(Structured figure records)
/---
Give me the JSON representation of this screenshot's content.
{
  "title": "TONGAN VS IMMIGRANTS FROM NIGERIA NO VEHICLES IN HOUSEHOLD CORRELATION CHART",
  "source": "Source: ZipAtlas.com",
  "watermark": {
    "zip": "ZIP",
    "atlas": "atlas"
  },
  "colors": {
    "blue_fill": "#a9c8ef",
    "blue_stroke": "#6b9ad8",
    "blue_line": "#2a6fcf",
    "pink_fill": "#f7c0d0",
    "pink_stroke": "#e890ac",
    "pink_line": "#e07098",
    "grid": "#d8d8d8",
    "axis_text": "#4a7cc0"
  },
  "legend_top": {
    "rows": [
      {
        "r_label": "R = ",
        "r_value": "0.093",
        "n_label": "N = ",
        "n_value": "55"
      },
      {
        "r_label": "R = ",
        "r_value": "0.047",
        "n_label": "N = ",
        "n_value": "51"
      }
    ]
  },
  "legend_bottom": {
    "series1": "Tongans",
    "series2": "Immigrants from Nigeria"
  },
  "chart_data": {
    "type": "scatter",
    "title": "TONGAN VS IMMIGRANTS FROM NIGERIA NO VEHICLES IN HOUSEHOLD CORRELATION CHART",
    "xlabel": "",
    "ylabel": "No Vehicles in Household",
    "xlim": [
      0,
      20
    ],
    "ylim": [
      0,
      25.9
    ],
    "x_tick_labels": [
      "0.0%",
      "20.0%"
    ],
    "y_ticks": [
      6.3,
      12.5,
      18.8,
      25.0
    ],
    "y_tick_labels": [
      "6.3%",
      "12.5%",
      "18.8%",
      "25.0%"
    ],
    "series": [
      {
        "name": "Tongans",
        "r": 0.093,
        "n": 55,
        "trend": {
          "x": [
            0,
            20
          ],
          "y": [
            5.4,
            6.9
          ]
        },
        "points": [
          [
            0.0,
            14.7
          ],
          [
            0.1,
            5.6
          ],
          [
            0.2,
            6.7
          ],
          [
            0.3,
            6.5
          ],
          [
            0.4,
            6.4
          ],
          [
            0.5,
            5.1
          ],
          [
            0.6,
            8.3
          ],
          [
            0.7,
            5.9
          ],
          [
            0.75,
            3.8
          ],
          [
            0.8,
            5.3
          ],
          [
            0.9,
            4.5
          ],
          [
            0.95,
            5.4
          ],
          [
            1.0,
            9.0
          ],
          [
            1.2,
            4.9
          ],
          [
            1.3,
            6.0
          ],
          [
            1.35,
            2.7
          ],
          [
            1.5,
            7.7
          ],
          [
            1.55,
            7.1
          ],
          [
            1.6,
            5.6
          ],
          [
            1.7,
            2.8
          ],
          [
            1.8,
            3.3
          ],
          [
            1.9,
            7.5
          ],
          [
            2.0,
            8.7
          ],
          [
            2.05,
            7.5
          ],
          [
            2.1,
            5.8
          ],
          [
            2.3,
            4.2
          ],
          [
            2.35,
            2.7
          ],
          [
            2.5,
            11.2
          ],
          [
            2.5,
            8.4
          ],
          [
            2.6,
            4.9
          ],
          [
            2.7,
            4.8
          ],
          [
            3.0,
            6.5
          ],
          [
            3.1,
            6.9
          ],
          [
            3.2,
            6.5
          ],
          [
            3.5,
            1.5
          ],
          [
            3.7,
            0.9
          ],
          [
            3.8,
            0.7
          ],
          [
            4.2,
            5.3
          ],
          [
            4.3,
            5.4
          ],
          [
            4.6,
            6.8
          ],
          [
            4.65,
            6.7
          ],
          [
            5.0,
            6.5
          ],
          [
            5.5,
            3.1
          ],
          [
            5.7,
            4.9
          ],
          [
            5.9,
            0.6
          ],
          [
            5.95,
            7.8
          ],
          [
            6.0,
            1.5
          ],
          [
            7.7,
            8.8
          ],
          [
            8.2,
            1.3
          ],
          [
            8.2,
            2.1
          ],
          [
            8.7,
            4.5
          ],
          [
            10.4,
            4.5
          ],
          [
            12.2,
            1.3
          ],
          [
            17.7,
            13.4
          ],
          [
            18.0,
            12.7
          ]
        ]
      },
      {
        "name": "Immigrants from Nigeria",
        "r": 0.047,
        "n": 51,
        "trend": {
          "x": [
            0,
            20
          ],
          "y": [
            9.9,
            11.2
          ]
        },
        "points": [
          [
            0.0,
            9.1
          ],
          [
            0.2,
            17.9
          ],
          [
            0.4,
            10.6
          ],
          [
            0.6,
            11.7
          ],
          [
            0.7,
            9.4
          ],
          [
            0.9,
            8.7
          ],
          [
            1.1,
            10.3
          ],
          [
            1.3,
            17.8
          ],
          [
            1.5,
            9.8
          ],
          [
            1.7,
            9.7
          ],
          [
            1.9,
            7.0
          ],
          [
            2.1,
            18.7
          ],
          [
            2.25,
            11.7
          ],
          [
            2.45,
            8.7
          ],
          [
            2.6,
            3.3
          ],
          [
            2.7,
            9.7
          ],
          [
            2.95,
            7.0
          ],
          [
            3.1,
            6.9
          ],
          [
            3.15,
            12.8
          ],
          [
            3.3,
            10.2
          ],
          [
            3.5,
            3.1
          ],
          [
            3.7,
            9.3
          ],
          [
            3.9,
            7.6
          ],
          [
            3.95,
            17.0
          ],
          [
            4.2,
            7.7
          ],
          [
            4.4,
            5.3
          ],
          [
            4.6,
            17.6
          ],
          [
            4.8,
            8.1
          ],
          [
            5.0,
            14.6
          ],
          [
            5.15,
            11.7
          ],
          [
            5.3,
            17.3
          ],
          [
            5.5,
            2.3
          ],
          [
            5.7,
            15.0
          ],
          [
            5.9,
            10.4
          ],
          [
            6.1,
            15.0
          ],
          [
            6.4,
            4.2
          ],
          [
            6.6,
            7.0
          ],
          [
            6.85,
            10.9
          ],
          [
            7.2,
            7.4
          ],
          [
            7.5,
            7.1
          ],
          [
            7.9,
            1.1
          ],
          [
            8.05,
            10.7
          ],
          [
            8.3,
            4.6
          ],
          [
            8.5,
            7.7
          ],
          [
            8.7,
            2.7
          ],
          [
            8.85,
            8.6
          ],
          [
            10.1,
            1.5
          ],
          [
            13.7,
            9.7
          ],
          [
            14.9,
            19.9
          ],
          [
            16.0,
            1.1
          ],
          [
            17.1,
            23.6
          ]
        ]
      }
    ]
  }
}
\---
# Exercise brief
Extract the data exactly as given.

# The output
Give me the JSON representation of this screenshot's content.
{
  "title": "TONGAN VS IMMIGRANTS FROM NIGERIA NO VEHICLES IN HOUSEHOLD CORRELATION CHART",
  "source": "Source: ZipAtlas.com",
  "watermark": {
    "zip": "ZIP",
    "atlas": "atlas"
  },
  "colors": {
    "blue_fill": "#a9c8ef",
    "blue_stroke": "#6b9ad8",
    "blue_line": "#2a6fcf",
    "pink_fill": "#f7c0d0",
    "pink_stroke": "#e890ac",
    "pink_line": "#e07098",
    "grid": "#d8d8d8",
    "axis_text": "#4a7cc0"
  },
  "legend_top": {
    "rows": [
      {
        "r_label": "R = ",
        "r_value": "0.093",
        "n_label": "N = ",
        "n_value": "55"
      },
      {
        "r_label": "R = ",
        "r_value": "0.047",
        "n_label": "N = ",
        "n_value": "51"
      }
    ]
  },
  "legend_bottom": {
    "series1": "Tongans",
    "series2": "Immigrants from Nigeria"
  },
  "chart_data": {
    "type": "scatter",
    "title": "TONGAN VS IMMIGRANTS FROM NIGERIA NO VEHICLES IN HOUSEHOLD CORRELATION CHART",
    "xlabel": "",
    "ylabel": "No Vehicles in Household",
    "xlim": [
      0,
      20
    ],
    "ylim": [
      0,
      25.9
    ],
    "x_tick_labels": [
      "0.0%",
      "20.0%"
    ],
    "y_ticks": [
      6.3,
      12.5,
      18.8,
      25.0
    ],
    "y_tick_labels": [
      "6.3%",
      "12.5%",
      "18.8%",
      "25.0%"
    ],
    "series": [
      {
        "name": "Tongans",
        "r": 0.093,
        "n": 55,
        "trend": {
          "x": [
            0,
            20
          ],
          "y": [
            5.4,
            6.9
          ]
        },
        "points": [
          [
            0.0,
            14.7
          ],
          [
            0.1,
            5.6
          ],
          [
            0.2,
            6.7
          ],
          [
            0.3,
            6.5
          ],
          [
            0.4,
            6.4
          ],
          [
            0.5,
            5.1
          ],
          [
            0.6,
            8.3
          ],
          [
            0.7,
            5.9
          ],
          [
            0.75,
            3.8
          ],
          [
            0.8,
            5.3
          ],
          [
            0.9,
            4.5
          ],
          [
            0.95,
            5.4
          ],
          [
            1.0,
            9.0
          ],
          [
            1.2,
            4.9
          ],
          [
            1.3,
            6.0
          ],
          [
            1.35,
            2.7
          ],
          [
            1.5,
            7.7
          ],
          [
            1.55,
            7.1
          ],
          [
            1.6,
            5.6
          ],
          [
            1.7,
            2.8
          ],
          [
            1.8,
            3.3
          ],
          [
            1.9,
            7.5
          ],
          [
            2.0,
            8.7
          ],
          [
            2.05,
            7.5
          ],
          [
            2.1,
            5.8
          ],
          [
            2.3,
            4.2
          ],
          [
            2.35,
            2.7
          ],
          [
            2.5,
            11.2
          ],
          [
            2.5,
            8.4
          ],
          [
            2.6,
            4.9
          ],
          [
            2.7,
            4.8
          ],
          [
            3.0,
            6.5
          ],
          [
            3.1,
            6.9
          ],
          [
            3.2,
            6.5
          ],
          [
            3.5,
            1.5
          ],
          [
            3.7,
            0.9
          ],
          [
            3.8,
            0.7
          ],
          [
            4.2,
            5.3
          ],
          [
            4.3,
            5.4
          ],
          [
            4.6,
            6.8
          ],
          [
            4.65,
            6.7
          ],
          [
            5.0,
            6.5
          ],
          [
            5.5,
            3.1
          ],
          [
            5.7,
            4.9
          ],
          [
            5.9,
            0.6
          ],
          [
            5.95,
            7.8
          ],
          [
            6.0,
            1.5
          ],
          [
            7.7,
            8.8
          ],
          [
            8.2,
            1.3
          ],
          [
            8.2,
            2.1
          ],
          [
            8.7,
            4.5
          ],
          [
            10.4,
            4.5
          ],
          [
            12.2,
            1.3
          ],
          [
            17.7,
            13.4
          ],
          [
            18.0,
            12.7
          ]
        ]
      },
      {
        "name": "Immigrants from Nigeria",
        "r": 0.047,
        "n": 51,
        "trend": {
          "x": [
            0,
            20
          ],
          "y": [
            9.9,
            11.2
          ]
        },
        "points": [
          [
            0.0,
            9.1
          ],
          [
            0.2,
            17.9
          ],
          [
            0.4,
            10.6
          ],
          [
            0.6,
            11.7
          ],
          [
            0.7,
            9.4
          ],
          [
            0.9,
            8.7
          ],
          [
            1.1,
            10.3
          ],
          [
            1.3,
            17.8
          ],
          [
            1.5,
            9.8
          ],
          [
            1.7,
            9.7
          ],
          [
            1.9,
            7.0
          ],
          [
            2.1,
            18.7
          ],
          [
            2.25,
            11.7
          ],
          [
            2.45,
            8.7
          ],
          [
            2.6,
            3.3
          ],
          [
            2.7,
            9.7
          ],
          [
            2.95,
            7.0
          ],
          [
            3.1,
            6.9
          ],
          [
            3.15,
            12.8
          ],
          [
            3.3,
            10.2
          ],
          [
            3.5,
            3.1
          ],
          [
            3.7,
            9.3
          ],
          [
            3.9,
            7.6
          ],
          [
            3.95,
            17.0
          ],
          [
            4.2,
            7.7
          ],
          [
            4.4,
            5.3
          ],
          [
            4.6,
            17.6
          ],
          [
            4.8,
            8.1
          ],
          [
            5.0,
            14.6
          ],
          [
            5.15,
            11.7
          ],
          [
            5.3,
            17.3
          ],
          [
            5.5,
            2.3
          ],
          [
            5.7,
            15.0
          ],
          [
            5.9,
            10.4
          ],
          [
            6.1,
            15.0
          ],
          [
            6.4,
            4.2
          ],
          [
            6.6,
            7.0
          ],
          [
            6.85,
            10.9
          ],
          [
            7.2,
            7.4
          ],
          [
            7.5,
            7.1
          ],
          [
            7.9,
            1.1
          ],
          [
            8.05,
            10.7
          ],
          [
            8.3,
            4.6
          ],
          [
            8.5,
            7.7
          ],
          [
            8.7,
            2.7
          ],
          [
            8.85,
            8.6
          ],
          [
            10.1,
            1.5
          ],
          [
            13.7,
            9.7
          ],
          [
            14.9,
            19.9
          ],
          [
            16.0,
            1.1
          ],
          [
            17.1,
            23.6
          ]
        ]
      }
    ]
  }
}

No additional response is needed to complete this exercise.